- [PROBLEM REQUIREMENTS]
Output the material below in full, exactly as it is.

[Lines of data]
START
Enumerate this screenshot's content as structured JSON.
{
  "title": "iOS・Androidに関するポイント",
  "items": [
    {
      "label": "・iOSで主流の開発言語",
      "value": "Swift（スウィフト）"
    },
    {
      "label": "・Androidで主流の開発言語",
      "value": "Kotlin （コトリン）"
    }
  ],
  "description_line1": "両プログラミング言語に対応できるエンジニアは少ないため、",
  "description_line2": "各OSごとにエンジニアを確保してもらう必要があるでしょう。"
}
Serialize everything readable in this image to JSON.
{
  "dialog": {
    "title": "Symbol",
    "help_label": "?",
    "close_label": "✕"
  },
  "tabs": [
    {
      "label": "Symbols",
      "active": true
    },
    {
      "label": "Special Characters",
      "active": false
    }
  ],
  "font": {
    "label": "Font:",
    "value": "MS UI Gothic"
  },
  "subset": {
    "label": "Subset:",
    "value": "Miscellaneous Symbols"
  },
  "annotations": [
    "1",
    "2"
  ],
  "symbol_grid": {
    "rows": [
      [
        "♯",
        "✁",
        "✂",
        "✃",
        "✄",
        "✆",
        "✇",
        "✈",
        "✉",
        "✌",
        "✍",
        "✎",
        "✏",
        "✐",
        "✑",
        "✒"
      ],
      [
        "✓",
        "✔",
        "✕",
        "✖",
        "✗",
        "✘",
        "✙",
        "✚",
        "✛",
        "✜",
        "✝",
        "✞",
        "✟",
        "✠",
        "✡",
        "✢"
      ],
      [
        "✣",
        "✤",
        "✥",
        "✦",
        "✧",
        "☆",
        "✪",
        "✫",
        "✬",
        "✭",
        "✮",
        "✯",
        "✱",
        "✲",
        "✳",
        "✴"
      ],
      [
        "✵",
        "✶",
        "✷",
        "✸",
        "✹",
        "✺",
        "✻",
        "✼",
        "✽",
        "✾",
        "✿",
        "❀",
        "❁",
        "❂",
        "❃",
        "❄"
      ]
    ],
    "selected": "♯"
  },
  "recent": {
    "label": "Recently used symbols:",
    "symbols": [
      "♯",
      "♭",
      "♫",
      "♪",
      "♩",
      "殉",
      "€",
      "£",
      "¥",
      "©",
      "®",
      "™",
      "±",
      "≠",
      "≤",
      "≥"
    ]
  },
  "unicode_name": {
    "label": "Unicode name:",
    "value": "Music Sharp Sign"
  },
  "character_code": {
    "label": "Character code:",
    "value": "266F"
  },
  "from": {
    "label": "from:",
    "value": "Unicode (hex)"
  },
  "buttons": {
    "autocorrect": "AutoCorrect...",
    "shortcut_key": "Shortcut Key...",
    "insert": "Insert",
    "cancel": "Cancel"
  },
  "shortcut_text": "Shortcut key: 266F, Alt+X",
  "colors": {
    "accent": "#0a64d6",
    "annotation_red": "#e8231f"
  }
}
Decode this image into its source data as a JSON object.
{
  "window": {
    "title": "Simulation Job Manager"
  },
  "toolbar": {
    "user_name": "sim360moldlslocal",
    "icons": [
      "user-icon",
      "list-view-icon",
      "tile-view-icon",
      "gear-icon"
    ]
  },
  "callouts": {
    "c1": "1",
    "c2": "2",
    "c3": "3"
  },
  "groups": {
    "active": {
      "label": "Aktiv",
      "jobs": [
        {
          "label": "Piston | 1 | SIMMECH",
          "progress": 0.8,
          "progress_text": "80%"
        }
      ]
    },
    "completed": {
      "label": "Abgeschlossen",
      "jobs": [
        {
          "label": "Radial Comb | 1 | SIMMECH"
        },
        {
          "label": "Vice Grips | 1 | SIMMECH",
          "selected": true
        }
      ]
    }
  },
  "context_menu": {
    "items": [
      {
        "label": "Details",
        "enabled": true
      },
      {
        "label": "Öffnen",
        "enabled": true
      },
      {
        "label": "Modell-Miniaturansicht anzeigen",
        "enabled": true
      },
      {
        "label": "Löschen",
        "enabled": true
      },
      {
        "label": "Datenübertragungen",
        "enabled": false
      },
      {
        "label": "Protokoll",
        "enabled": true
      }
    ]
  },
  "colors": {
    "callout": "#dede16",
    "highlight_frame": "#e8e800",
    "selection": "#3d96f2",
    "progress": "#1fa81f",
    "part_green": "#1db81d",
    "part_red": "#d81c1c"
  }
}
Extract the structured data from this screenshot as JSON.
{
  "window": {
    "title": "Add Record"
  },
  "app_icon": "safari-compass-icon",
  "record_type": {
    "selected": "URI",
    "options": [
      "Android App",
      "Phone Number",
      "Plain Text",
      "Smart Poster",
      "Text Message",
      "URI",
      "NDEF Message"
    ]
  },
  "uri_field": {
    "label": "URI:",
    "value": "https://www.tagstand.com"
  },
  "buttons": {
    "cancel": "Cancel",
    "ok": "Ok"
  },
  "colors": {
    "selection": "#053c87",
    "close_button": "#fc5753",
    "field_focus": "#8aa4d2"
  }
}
END
- [FULL ANSWER]
Enumerate this screenshot's content as structured JSON.
{
  "title": "iOS・Androidに関するポイント",
  "items": [
    {
      "label": "・iOSで主流の開発言語",
      "value": "Swift（スウィフト）"
    },
    {
      "label": "・Androidで主流の開発言語",
      "value": "Kotlin （コトリン）"
    }
  ],
  "description_line1": "両プログラミング言語に対応できるエンジニアは少ないため、",
  "description_line2": "各OSごとにエンジニアを確保してもらう必要があるでしょう。"
}
Serialize everything readable in this image to JSON.
{
  "dialog": {
    "title": "Symbol",
    "help_label": "?",
    "close_label": "✕"
  },
  "tabs": [
    {
      "label": "Symbols",
      "active": true
    },
    {
      "label": "Special Characters",
      "active": false
    }
  ],
  "font": {
    "label": "Font:",
    "value": "MS UI Gothic"
  },
  "subset": {
    "label": "Subset:",
    "value": "Miscellaneous Symbols"
  },
  "annotations": [
    "1",
    "2"
  ],
  "symbol_grid": {
    "rows": [
      [
        "♯",
        "✁",
        "✂",
        "✃",
        "✄",
        "✆",
        "✇",
        "✈",
        "✉",
        "✌",
        "✍",
        "✎",
        "✏",
        "✐",
        "✑",
        "✒"
      ],
      [
        "✓",
        "✔",
        "✕",
        "✖",
        "✗",
        "✘",
        "✙",
        "✚",
        "✛",
        "✜",
        "✝",
        "✞",
        "✟",
        "✠",
        "✡",
        "✢"
      ],
      [
        "✣",
        "✤",
        "✥",
        "✦",
        "✧",
        "☆",
        "✪",
        "✫",
        "✬",
        "✭",
        "✮",
        "✯",
        "✱",
        "✲",
        "✳",
        "✴"
      ],
      [
        "✵",
        "✶",
        "✷",
        "✸",
        "✹",
        "✺",
        "✻",
        "✼",
        "✽",
        "✾",
        "✿",
        "❀",
        "❁",
        "❂",
        "❃",
        "❄"
      ]
    ],
    "selected": "♯"
  },
  "recent": {
    "label": "Recently used symbols:",
    "symbols": [
      "♯",
      "♭",
      "♫",
      "♪",
      "♩",
      "殉",
      "€",
      "£",
      "¥",
      "©",
      "®",
      "™",
      "±",
      "≠",
      "≤",
      "≥"
    ]
  },
  "unicode_name": {
    "label": "Unicode name:",
    "value": "Music Sharp Sign"
  },
  "character_code": {
    "label": "Character code:",
    "value": "266F"
  },
  "from": {
    "label": "from:",
    "value": "Unicode (hex)"
  },
  "buttons": {
    "autocorrect": "AutoCorrect...",
    "shortcut_key": "Shortcut Key...",
    "insert": "Insert",
    "cancel": "Cancel"
  },
  "shortcut_text": "Shortcut key: 266F, Alt+X",
  "colors": {
    "accent": "#0a64d6",
    "annotation_red": "#e8231f"
  }
}
Decode this image into its source data as a JSON object.
{
  "window": {
    "title": "Simulation Job Manager"
  },
  "toolbar": {
    "user_name": "sim360moldlslocal",
    "icons": [
      "user-icon",
      "list-view-icon",
      "tile-view-icon",
      "gear-icon"
    ]
  },
  "callouts": {
    "c1": "1",
    "c2": "2",
    "c3": "3"
  },
  "groups": {
    "active": {
      "label": "Aktiv",
      "jobs": [
        {
          "label": "Piston | 1 | SIMMECH",
          "progress": 0.8,
          "progress_text": "80%"
        }
      ]
    },
    "completed": {
      "label": "Abgeschlossen",
      "jobs": [
        {
          "label": "Radial Comb | 1 | SIMMECH"
        },
        {
          "label": "Vice Grips | 1 | SIMMECH",
          "selected": true
        }
      ]
    }
  },
  "context_menu": {
    "items": [
      {
        "label": "Details",
        "enabled": true
      },
      {
        "label": "Öffnen",
        "enabled": true
      },
      {
        "label": "Modell-Miniaturansicht anzeigen",
        "enabled": true
      },
      {
        "label": "Löschen",
        "enabled": true
      },
      {
        "label": "Datenübertragungen",
        "enabled": false
      },
      {
        "label": "Protokoll",
        "enabled": true
      }
    ]
  },
  "colors": {
    "callout": "#dede16",
    "highlight_frame": "#e8e800",
    "selection": "#3d96f2",
    "progress": "#1fa81f",
    "part_green": "#1db81d",
    "part_red": "#d81c1c"
  }
}
Extract the structured data from this screenshot as JSON.
{
  "window": {
    "title": "Add Record"
  },
  "app_icon": "safari-compass-icon",
  "record_type": {
    "selected": "URI",
    "options": [
      "Android App",
      "Phone Number",
      "Plain Text",
      "Smart Poster",
      "Text Message",
      "URI",
      "NDEF Message"
    ]
  },
  "uri_field": {
    "label": "URI:",
    "value": "https://www.tagstand.com"
  },
  "buttons": {
    "cancel": "Cancel",
    "ok": "Ok"
  },
  "colors": {
    "selection": "#053c87",
    "close_button": "#fc5753",
    "field_focus": "#8aa4d2"
  }
}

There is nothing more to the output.